◆ SHORT TASK
Leave every picture out and write out the records below exactly.

☆ ☆ ☆ ☆

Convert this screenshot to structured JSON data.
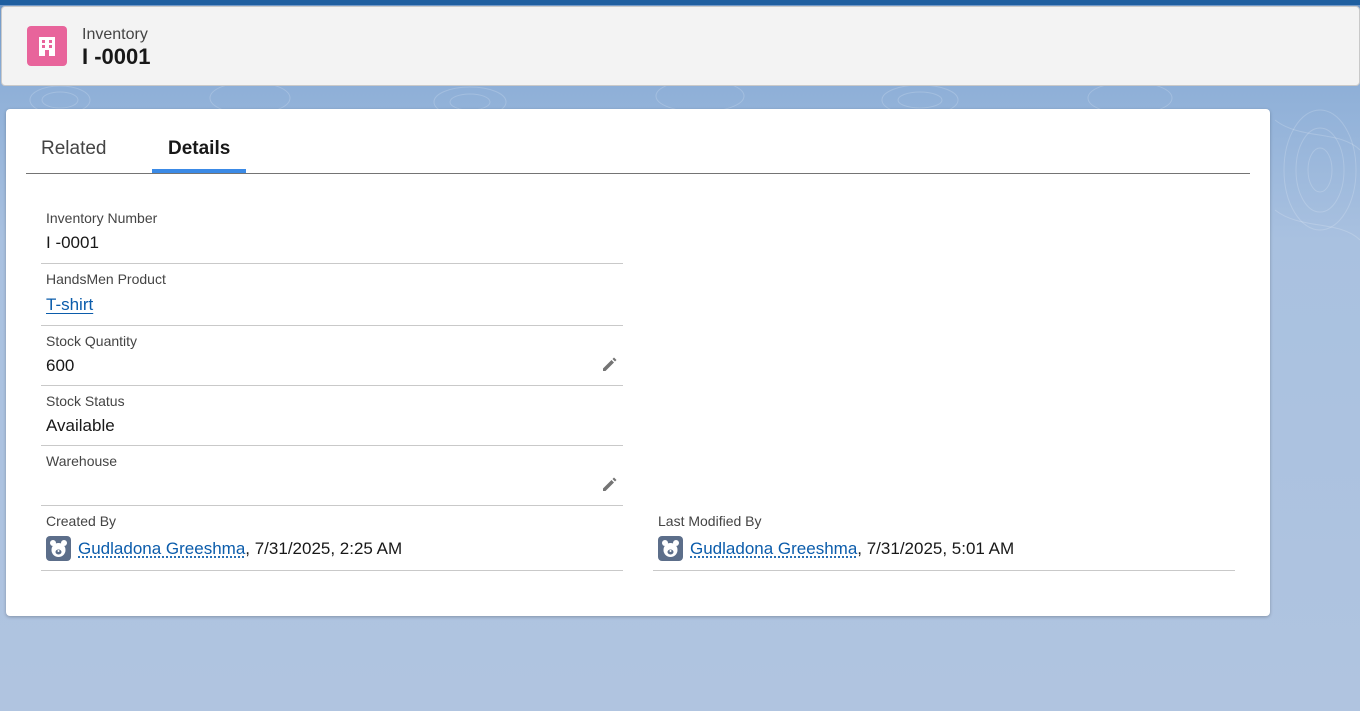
{
  "header": {
    "object_type": "Inventory",
    "record_name": "I -0001",
    "object_icon": "building-icon",
    "icon_color": "#e8649b"
  },
  "tabs": [
    {
      "label": "Related",
      "active": false
    },
    {
      "label": "Details",
      "active": true
    }
  ],
  "fields": {
    "inventory_number": {
      "label": "Inventory Number",
      "value": "I -0001"
    },
    "handsmen_product": {
      "label": "HandsMen Product",
      "value": "T-shirt"
    },
    "stock_quantity": {
      "label": "Stock Quantity",
      "value": "600"
    },
    "stock_status": {
      "label": "Stock Status",
      "value": "Available"
    },
    "warehouse": {
      "label": "Warehouse",
      "value": ""
    },
    "created_by": {
      "label": "Created By",
      "user": "Gudladona Greeshma",
      "timestamp": ", 7/31/2025, 2:25 AM"
    },
    "last_modified_by": {
      "label": "Last Modified By",
      "user": "Gudladona Greeshma",
      "timestamp": ", 7/31/2025, 5:01 AM"
    }
  },
  "colors": {
    "accent": "#3b8ae6",
    "link": "#0b5cab"
  }
}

☆ ☆ ☆ ☆

◆ TASK RESPONSE
Convert this screenshot to structured JSON data.
{
  "header": {
    "object_type": "Inventory",
    "record_name": "I -0001",
    "object_icon": "building-icon",
    "icon_color": "#e8649b"
  },
  "tabs": [
    {
      "label": "Related",
      "active": false
    },
    {
      "label": "Details",
      "active": true
    }
  ],
  "fields": {
    "inventory_number": {
      "label": "Inventory Number",
      "value": "I -0001"
    },
    "handsmen_product": {
      "label": "HandsMen Product",
      "value": "T-shirt"
    },
    "stock_quantity": {
      "label": "Stock Quantity",
      "value": "600"
    },
    "stock_status": {
      "label": "Stock Status",
      "value": "Available"
    },
    "warehouse": {
      "label": "Warehouse",
      "value": ""
    },
    "created_by": {
      "label": "Created By",
      "user": "Gudladona Greeshma",
      "timestamp": ", 7/31/2025, 2:25 AM"
    },
    "last_modified_by": {
      "label": "Last Modified By",
      "user": "Gudladona Greeshma",
      "timestamp": ", 7/31/2025, 5:01 AM"
    }
  },
  "colors": {
    "accent": "#3b8ae6",
    "link": "#0b5cab"
  }
}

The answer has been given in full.